- **What to produce**
Scan the data. Collect each line that contains the word "ylabel".

Begin Supplied information

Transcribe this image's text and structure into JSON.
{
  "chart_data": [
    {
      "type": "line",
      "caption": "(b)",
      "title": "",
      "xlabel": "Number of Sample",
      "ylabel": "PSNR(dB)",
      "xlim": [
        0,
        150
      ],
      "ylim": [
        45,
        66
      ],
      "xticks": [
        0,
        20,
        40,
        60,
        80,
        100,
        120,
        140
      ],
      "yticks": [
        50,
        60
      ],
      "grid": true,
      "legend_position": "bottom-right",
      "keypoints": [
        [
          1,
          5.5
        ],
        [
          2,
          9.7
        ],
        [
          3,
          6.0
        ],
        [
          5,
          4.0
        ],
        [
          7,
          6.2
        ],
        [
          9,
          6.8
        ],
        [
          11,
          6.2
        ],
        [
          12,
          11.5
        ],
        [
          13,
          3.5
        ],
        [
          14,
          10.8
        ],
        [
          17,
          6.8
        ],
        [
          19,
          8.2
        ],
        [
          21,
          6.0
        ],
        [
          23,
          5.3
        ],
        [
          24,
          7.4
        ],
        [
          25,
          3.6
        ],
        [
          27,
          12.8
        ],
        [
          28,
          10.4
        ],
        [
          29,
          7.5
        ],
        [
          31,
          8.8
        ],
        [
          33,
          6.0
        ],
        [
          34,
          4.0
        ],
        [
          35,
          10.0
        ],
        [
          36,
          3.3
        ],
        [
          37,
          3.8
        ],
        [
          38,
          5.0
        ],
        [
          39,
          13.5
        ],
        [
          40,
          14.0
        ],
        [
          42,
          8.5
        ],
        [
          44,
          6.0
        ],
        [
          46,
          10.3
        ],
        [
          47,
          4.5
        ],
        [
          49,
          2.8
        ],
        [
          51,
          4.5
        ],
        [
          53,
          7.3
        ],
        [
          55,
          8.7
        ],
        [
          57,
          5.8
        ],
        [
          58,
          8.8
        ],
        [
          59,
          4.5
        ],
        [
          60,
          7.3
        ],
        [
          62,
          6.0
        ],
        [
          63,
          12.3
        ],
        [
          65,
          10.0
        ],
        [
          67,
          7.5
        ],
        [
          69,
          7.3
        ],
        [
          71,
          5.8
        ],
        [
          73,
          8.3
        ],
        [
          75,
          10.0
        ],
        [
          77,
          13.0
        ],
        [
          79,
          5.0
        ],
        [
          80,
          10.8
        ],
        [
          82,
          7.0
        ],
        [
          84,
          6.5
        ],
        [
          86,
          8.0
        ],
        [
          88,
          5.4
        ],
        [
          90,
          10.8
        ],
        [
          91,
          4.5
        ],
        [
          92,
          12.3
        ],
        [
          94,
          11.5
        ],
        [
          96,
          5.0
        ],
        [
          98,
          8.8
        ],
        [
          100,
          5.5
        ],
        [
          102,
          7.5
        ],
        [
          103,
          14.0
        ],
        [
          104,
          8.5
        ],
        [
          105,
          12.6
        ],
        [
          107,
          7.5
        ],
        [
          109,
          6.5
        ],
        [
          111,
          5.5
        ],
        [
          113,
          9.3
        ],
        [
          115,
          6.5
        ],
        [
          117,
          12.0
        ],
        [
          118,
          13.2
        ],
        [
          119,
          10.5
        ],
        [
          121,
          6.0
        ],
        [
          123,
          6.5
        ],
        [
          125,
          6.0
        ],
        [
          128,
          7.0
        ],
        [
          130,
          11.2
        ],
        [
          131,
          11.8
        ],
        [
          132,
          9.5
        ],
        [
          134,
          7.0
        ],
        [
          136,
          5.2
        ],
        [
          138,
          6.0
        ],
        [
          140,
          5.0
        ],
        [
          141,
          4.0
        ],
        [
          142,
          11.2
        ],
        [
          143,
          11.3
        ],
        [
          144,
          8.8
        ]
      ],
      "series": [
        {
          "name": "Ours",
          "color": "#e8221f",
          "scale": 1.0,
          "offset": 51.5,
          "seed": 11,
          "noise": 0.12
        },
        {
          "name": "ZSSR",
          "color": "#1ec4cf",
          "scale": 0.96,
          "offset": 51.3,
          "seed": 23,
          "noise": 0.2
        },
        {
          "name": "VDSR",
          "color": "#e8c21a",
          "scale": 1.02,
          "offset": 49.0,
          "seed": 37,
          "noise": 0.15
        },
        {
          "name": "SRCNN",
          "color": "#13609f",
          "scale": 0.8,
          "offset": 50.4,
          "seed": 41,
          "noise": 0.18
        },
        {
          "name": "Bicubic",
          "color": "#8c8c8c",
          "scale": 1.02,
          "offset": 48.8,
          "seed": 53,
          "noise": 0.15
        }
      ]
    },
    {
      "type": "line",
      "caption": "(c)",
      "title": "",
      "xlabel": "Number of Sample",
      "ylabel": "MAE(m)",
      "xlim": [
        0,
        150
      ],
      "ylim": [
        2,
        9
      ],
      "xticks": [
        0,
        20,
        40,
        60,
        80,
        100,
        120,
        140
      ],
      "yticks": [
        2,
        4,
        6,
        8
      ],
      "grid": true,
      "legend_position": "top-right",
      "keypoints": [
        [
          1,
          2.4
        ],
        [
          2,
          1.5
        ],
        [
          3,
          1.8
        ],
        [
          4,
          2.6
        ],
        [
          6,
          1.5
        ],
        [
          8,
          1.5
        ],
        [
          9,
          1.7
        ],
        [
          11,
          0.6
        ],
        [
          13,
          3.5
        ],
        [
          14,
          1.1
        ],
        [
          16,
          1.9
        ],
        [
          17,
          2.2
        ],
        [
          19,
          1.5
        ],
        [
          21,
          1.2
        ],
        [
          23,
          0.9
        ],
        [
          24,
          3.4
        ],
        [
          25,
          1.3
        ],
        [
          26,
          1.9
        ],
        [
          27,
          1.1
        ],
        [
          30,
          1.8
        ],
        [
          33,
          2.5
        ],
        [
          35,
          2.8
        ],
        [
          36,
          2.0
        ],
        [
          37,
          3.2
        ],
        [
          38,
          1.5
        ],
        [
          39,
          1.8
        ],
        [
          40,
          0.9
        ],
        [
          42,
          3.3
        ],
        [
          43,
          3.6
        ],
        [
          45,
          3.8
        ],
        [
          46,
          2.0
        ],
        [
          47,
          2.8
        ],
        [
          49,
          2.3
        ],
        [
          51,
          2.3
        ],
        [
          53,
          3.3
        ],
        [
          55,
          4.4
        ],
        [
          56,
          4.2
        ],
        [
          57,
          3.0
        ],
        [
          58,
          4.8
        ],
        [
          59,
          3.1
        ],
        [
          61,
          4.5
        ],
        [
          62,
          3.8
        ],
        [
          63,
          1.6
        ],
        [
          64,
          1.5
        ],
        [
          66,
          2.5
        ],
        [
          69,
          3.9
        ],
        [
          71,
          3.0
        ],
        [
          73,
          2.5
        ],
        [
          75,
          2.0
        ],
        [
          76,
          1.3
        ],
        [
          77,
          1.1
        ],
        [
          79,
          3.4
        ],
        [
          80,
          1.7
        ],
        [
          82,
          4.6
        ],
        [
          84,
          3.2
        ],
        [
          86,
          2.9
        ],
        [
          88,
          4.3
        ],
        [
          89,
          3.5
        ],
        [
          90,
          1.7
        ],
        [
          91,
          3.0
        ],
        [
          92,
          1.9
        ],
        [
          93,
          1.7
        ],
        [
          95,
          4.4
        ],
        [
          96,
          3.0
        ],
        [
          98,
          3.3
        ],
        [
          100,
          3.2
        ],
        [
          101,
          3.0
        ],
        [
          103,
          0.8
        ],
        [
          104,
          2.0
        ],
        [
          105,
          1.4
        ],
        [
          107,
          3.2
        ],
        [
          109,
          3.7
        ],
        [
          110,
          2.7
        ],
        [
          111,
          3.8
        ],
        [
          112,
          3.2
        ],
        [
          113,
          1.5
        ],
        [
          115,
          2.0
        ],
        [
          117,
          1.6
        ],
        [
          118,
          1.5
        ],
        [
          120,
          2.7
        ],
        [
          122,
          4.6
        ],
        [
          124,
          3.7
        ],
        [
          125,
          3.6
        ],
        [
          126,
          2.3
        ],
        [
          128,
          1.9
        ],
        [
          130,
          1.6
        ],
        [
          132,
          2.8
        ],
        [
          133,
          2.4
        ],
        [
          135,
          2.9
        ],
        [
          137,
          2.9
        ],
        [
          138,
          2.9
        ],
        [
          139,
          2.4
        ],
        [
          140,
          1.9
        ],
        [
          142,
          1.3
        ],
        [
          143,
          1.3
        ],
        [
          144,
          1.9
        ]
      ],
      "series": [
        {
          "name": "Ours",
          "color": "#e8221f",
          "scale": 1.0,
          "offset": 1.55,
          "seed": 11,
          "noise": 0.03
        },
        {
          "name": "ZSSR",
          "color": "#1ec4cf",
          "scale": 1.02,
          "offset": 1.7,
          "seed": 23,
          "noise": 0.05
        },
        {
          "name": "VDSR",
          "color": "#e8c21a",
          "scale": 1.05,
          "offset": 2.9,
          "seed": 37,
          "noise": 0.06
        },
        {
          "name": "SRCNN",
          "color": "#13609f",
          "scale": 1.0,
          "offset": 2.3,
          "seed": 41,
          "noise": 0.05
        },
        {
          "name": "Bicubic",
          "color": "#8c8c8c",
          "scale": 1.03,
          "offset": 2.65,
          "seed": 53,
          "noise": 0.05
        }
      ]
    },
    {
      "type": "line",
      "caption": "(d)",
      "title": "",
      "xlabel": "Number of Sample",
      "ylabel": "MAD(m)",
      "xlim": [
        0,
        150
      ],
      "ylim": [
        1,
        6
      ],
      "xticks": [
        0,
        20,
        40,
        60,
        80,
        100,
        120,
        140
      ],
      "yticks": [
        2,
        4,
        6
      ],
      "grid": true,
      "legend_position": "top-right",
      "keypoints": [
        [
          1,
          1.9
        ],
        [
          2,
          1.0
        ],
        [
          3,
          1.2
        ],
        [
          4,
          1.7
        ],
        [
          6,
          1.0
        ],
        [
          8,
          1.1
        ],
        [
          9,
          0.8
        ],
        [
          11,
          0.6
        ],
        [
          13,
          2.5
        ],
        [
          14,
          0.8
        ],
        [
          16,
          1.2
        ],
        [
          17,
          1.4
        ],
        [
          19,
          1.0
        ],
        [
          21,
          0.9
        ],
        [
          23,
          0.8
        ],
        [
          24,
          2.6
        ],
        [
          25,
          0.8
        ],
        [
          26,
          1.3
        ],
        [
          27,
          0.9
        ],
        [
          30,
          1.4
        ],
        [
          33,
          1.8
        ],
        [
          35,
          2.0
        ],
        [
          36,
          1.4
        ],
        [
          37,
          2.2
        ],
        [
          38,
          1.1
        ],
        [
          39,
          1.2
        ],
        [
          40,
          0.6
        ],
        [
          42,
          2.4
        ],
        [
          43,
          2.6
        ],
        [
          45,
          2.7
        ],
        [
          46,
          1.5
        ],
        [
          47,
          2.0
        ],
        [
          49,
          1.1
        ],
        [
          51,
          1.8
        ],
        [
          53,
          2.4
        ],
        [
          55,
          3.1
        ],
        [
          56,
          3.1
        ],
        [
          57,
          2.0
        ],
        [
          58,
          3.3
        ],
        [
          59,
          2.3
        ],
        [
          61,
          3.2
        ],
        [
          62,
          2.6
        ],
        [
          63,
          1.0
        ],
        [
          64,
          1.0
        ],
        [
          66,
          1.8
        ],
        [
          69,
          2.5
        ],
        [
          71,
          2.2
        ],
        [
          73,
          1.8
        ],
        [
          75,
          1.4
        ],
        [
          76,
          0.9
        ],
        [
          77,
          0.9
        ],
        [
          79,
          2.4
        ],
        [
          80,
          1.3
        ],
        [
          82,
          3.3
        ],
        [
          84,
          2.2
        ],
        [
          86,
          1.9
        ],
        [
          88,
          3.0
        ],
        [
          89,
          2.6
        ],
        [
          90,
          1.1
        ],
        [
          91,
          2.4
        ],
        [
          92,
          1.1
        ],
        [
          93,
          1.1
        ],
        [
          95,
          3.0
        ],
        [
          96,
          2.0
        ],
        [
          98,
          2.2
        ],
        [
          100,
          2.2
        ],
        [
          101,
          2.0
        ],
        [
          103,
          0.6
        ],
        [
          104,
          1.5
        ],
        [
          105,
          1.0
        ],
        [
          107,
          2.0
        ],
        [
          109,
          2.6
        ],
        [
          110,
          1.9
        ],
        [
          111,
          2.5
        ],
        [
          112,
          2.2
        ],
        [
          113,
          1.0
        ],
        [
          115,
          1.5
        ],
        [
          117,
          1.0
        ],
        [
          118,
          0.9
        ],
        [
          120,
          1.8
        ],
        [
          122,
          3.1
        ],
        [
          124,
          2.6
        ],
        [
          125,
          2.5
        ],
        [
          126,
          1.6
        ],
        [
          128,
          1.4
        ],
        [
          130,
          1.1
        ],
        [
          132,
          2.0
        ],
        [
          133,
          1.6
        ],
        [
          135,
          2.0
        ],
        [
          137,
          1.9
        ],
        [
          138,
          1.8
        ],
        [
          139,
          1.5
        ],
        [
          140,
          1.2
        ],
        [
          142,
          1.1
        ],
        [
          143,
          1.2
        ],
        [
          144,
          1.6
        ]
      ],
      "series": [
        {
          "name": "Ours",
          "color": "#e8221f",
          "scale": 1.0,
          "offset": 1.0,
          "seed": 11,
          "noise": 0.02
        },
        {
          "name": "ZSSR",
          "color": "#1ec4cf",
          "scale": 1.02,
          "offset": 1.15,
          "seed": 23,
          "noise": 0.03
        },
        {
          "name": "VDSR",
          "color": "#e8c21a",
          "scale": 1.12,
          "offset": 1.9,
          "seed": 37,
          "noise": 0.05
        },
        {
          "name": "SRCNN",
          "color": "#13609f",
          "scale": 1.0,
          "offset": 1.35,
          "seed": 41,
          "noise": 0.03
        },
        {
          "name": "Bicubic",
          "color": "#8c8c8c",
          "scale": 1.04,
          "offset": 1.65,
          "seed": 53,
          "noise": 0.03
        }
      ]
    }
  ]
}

End Supplied information

- **Task response**
      "ylabel": "PSNR(dB)",
      "ylabel": "MAE(m)",
      "ylabel": "MAD(m)",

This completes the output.